Recorded data:
= = = =

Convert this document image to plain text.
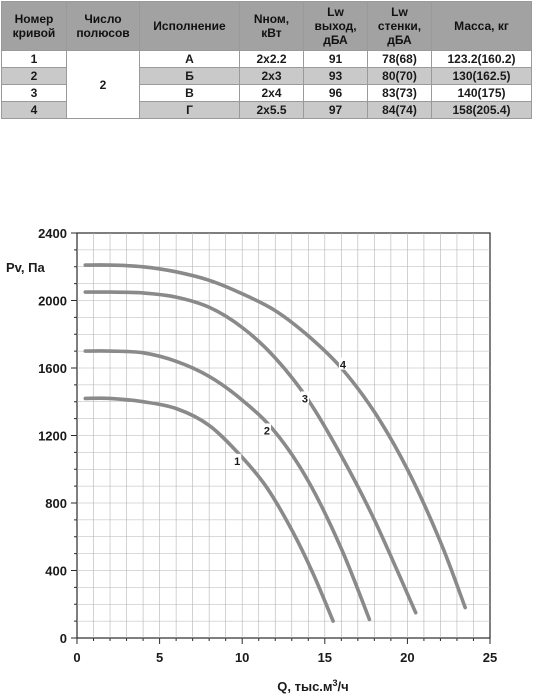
Номер
кривой	Число
полюсов	Исполнение	Nном,
кВт	Lw
выход,
дБА	Lw
стенки,
дБА	Масса, кг
1	2	А	2x2.2	91	78(68)	123.2(160.2)
2		Б	2x3	93	80(70)	130(162.5)
3		В	2x4	96	83(73)	140(175)
4		Г	2x5.5	97	84(74)	158(205.4)
1
2
3
4
0	5	10	15	20	25
0
400
800
1200
1600
2000
2400
Pv, Па
Q, $тыс.м^3/ч$
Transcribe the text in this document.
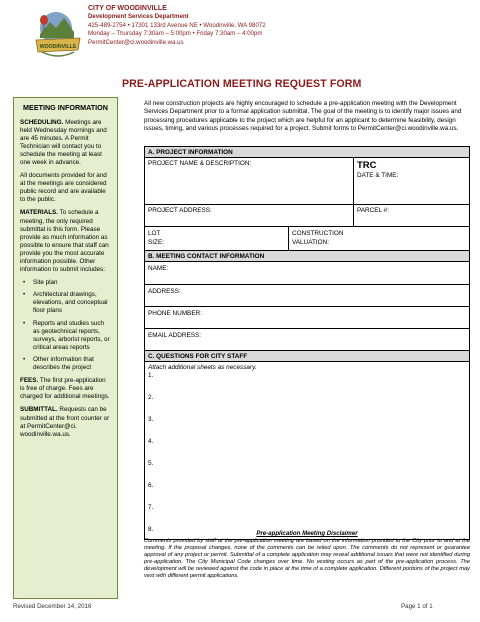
WOODINVILLE
CITY OF WOODINVILLE
Development Services Department
425-489-2754 • 17301 133rd Avenue NE • Woodinville, WA 98072
Monday – Thursday 7:30am – 5:00pm • Friday 7:30am – 4:00pm
PermitCenter@ci.woodinville.wa.us
PRE-APPLICATION MEETING REQUEST FORM
MEETING INFORMATION
SCHEDULING. Meetings are held Wednesday mornings and are 45 minutes. A Permit Technician will contact you to schedule the meeting at least one week in advance.
All documents provided for and at the meetings are considered public record and are available to the public.
MATERIALS. To schedule a meeting, the only required submittal is this form. Please provide as much information as possible to ensure that staff can provide you the most accurate information possible. Other information to submit includes:
• Site plan
• Architectural drawings, elevations, and conceptual floor plans
• Reports and studies such as geotechnical reports, surveys, arborist reports, or critical areas reports
• Other information that describes the project
FEES. The first pre-application is free of charge. Fees are charged for additional meetings.
SUBMITTAL. Requests can be submitted at the front counter or at PermitCenter@ci. woodinville.wa.us.
All new construction projects are highly encouraged to schedule a pre-application meeting with the Development Services Department prior to a formal application submittal. The goal of the meeting is to identify major issues and processing procedures applicable to the project which are helpful for an applicant to determine feasibility, design issues, timing, and various processes required for a project. Submit forms to PermitCenter@ci.woodinville.wa.us.
A. PROJECT INFORMATION
PROJECT NAME & DESCRIPTION:	TRC
DATE & TIME:
PROJECT ADDRESS:	PARCEL #:
LOT
SIZE:
CONSTRUCTION
VALUATION:
B. MEETING CONTACT INFORMATION
NAME:
ADDRESS:
PHONE NUMBER:
EMAIL ADDRESS:
C. QUESTIONS FOR CITY STAFF
Attach additional sheets as necessary.
1.
2.
3.
4.
5.
6.
7.
8.
Pre-application Meeting Disclaimer
Comments provided by staff at the pre-application meeting are based on the information provided to the City prior to and at the meeting. If the proposal changes, none of the comments can be relied upon. The comments do not represent or guarantee approval of any project or permit. Submittal of a complete application may reveal additional issues that were not identified during pre-application. The City Municipal Code changes over time. No vesting occurs as part of the pre-application process. The development will be reviewed against the code in place at the time of a complete application. Different portions of the project may vest with different permit applications.
Revised December 14, 2016	Page 1 of 1
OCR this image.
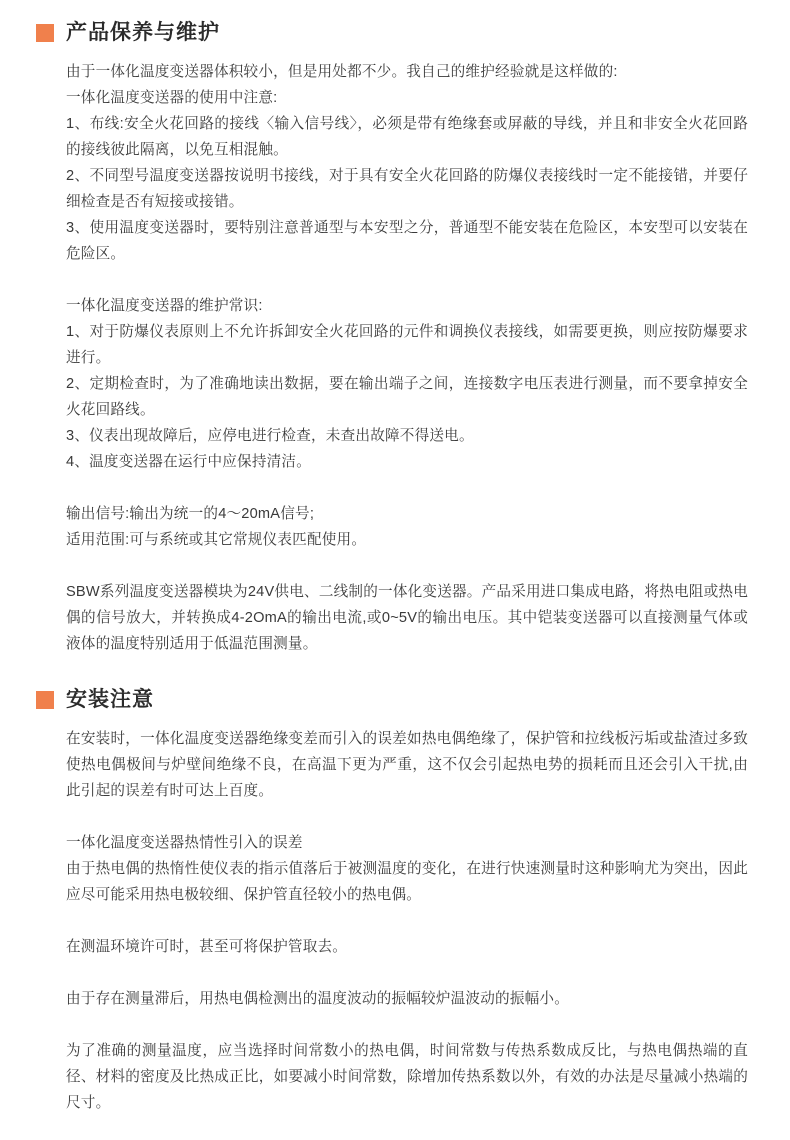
产品保养与维护

由于一体化温度变送器体积较小，但是用处都不少。我自己的维护经验就是这样做的:

一体化温度变送器的使用中注意:

1、布线:安全火花回路的接线〈输入信号线〉，必须是带有绝缘套或屏蔽的导线，并且和非安全火花回路的接线彼此隔离，以免互相混触。

2、不同型号温度变送器按说明书接线，对于具有安全火花回路的防爆仪表接线时一定不能接错，并要仔细检查是否有短接或接错。

3、使用温度变送器时，要特别注意普通型与本安型之分，普通型不能安装在危险区，本安型可以安装在危险区。

一体化温度变送器的维护常识:

1、对于防爆仪表原则上不允许拆卸安全火花回路的元件和调换仪表接线，如需要更换，则应按防爆要求进行。

2、定期检查时，为了准确地读出数据，要在输出端子之间，连接数字电压表进行测量，而不要拿掉安全火花回路线。

3、仪表出现故障后，应停电进行检查，未查出故障不得送电。

4、温度变送器在运行中应保持清洁。

输出信号:输出为统一的4～20mA信号;

适用范围:可与系统或其它常规仪表匹配使用。

SBW系列温度变送器模块为24V供电、二线制的一体化变送器。产品采用进口集成电路，将热电阻或热电偶的信号放大，并转换成4-2OmA的输出电流,或0~5V的输出电压。其中铠装变送器可以直接测量气体或液体的温度特别适用于低温范围测量。

安装注意

在安装时，一体化温度变送器绝缘变差而引入的误差如热电偶绝缘了，保护管和拉线板污垢或盐渣过多致使热电偶极间与炉壁间绝缘不良，在高温下更为严重，这不仅会引起热电势的损耗而且还会引入干扰,由此引起的误差有时可达上百度。

一体化温度变送器热情性引入的误差

由于热电偶的热惰性使仪表的指示值落后于被测温度的变化，在进行快速测量时这种影响尤为突出，因此应尽可能采用热电极较细、保护管直径较小的热电偶。

在测温环境许可时，甚至可将保护管取去。

由于存在测量滞后，用热电偶检测出的温度波动的振幅较炉温波动的振幅小。

为了准确的测量温度，应当选择时间常数小的热电偶，时间常数与传热系数成反比，与热电偶热端的直径、材料的密度及比热成正比，如要减小时间常数，除增加传热系数以外，有效的办法是尽量减小热端的尺寸。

= = = =

What to work on — Without including any picture, repeat the data exactly.

Answer to the exercise —
Convert this document image to plain text.
Номер
кривой	Число
полюсов	Исполнение	Nном,
кВт	Lw
выход,
дБА	Lw
стенки,
дБА	Масса, кг
1	2	А	2x2.2	91	78(68)	123.2(160.2)
2		Б	2x3	93	80(70)	130(162.5)
3		В	2x4	96	83(73)	140(175)
4		Г	2x5.5	97	84(74)	158(205.4)
1
2
3
4
0	5	10	15	20	25
0
400
800
1200
1600
2000
2400
Pv, Па
Q, $тыс.м^3/ч$
Transcribe the text in this document.
WOODINVILLE
CITY OF WOODINVILLE
Development Services Department
425-489-2754 • 17301 133rd Avenue NE • Woodinville, WA 98072
Monday – Thursday 7:30am – 5:00pm • Friday 7:30am – 4:00pm
PermitCenter@ci.woodinville.wa.us
PRE-APPLICATION MEETING REQUEST FORM
MEETING INFORMATION
SCHEDULING. Meetings are held Wednesday mornings and are 45 minutes. A Permit Technician will contact you to schedule the meeting at least one week in advance.
All documents provided for and at the meetings are considered public record and are available to the public.
MATERIALS. To schedule a meeting, the only required submittal is this form. Please provide as much information as possible to ensure that staff can provide you the most accurate information possible. Other information to submit includes:
• Site plan
• Architectural drawings, elevations, and conceptual floor plans
• Reports and studies such as geotechnical reports, surveys, arborist reports, or critical areas reports
• Other information that describes the project
FEES. The first pre-application is free of charge. Fees are charged for additional meetings.
SUBMITTAL. Requests can be submitted at the front counter or at PermitCenter@ci. woodinville.wa.us.
All new construction projects are highly encouraged to schedule a pre-application meeting with the Development Services Department prior to a formal application submittal. The goal of the meeting is to identify major issues and processing procedures applicable to the project which are helpful for an applicant to determine feasibility, design issues, timing, and various processes required for a project. Submit forms to PermitCenter@ci.woodinville.wa.us.
A. PROJECT INFORMATION
PROJECT NAME & DESCRIPTION:	TRC
DATE & TIME:
PROJECT ADDRESS:	PARCEL #:
LOT
SIZE:
CONSTRUCTION
VALUATION:
B. MEETING CONTACT INFORMATION
NAME:
ADDRESS:
PHONE NUMBER:
EMAIL ADDRESS:
C. QUESTIONS FOR CITY STAFF
Attach additional sheets as necessary.
1.
2.
3.
4.
5.
6.
7.
8.
Pre-application Meeting Disclaimer
Comments provided by staff at the pre-application meeting are based on the information provided to the City prior to and at the meeting. If the proposal changes, none of the comments can be relied upon. The comments do not represent or guarantee approval of any project or permit. Submittal of a complete application may reveal additional issues that were not identified during pre-application. The City Municipal Code changes over time. No vesting occurs as part of the pre-application process. The development will be reviewed against the code in place at the time of a complete application. Different portions of the project may vest with different permit applications.
Revised December 14, 2016	Page 1 of 1
OCR this image.
产品保养与维护

由于一体化温度变送器体积较小，但是用处都不少。我自己的维护经验就是这样做的:

一体化温度变送器的使用中注意:

1、布线:安全火花回路的接线〈输入信号线〉，必须是带有绝缘套或屏蔽的导线，并且和非安全火花回路的接线彼此隔离，以免互相混触。

2、不同型号温度变送器按说明书接线，对于具有安全火花回路的防爆仪表接线时一定不能接错，并要仔细检查是否有短接或接错。

3、使用温度变送器时，要特别注意普通型与本安型之分，普通型不能安装在危险区，本安型可以安装在危险区。

一体化温度变送器的维护常识:

1、对于防爆仪表原则上不允许拆卸安全火花回路的元件和调换仪表接线，如需要更换，则应按防爆要求进行。

2、定期检查时，为了准确地读出数据，要在输出端子之间，连接数字电压表进行测量，而不要拿掉安全火花回路线。

3、仪表出现故障后，应停电进行检查，未查出故障不得送电。

4、温度变送器在运行中应保持清洁。

输出信号:输出为统一的4～20mA信号;

适用范围:可与系统或其它常规仪表匹配使用。

SBW系列温度变送器模块为24V供电、二线制的一体化变送器。产品采用进口集成电路，将热电阻或热电偶的信号放大，并转换成4-2OmA的输出电流,或0~5V的输出电压。其中铠装变送器可以直接测量气体或液体的温度特别适用于低温范围测量。

安装注意

在安装时，一体化温度变送器绝缘变差而引入的误差如热电偶绝缘了，保护管和拉线板污垢或盐渣过多致使热电偶极间与炉壁间绝缘不良，在高温下更为严重，这不仅会引起热电势的损耗而且还会引入干扰,由此引起的误差有时可达上百度。

一体化温度变送器热情性引入的误差

由于热电偶的热惰性使仪表的指示值落后于被测温度的变化，在进行快速测量时这种影响尤为突出，因此应尽可能采用热电极较细、保护管直径较小的热电偶。

在测温环境许可时，甚至可将保护管取去。

由于存在测量滞后，用热电偶检测出的温度波动的振幅较炉温波动的振幅小。

为了准确的测量温度，应当选择时间常数小的热电偶，时间常数与传热系数成反比，与热电偶热端的直径、材料的密度及比热成正比，如要减小时间常数，除增加传热系数以外，有效的办法是尽量减小热端的尺寸。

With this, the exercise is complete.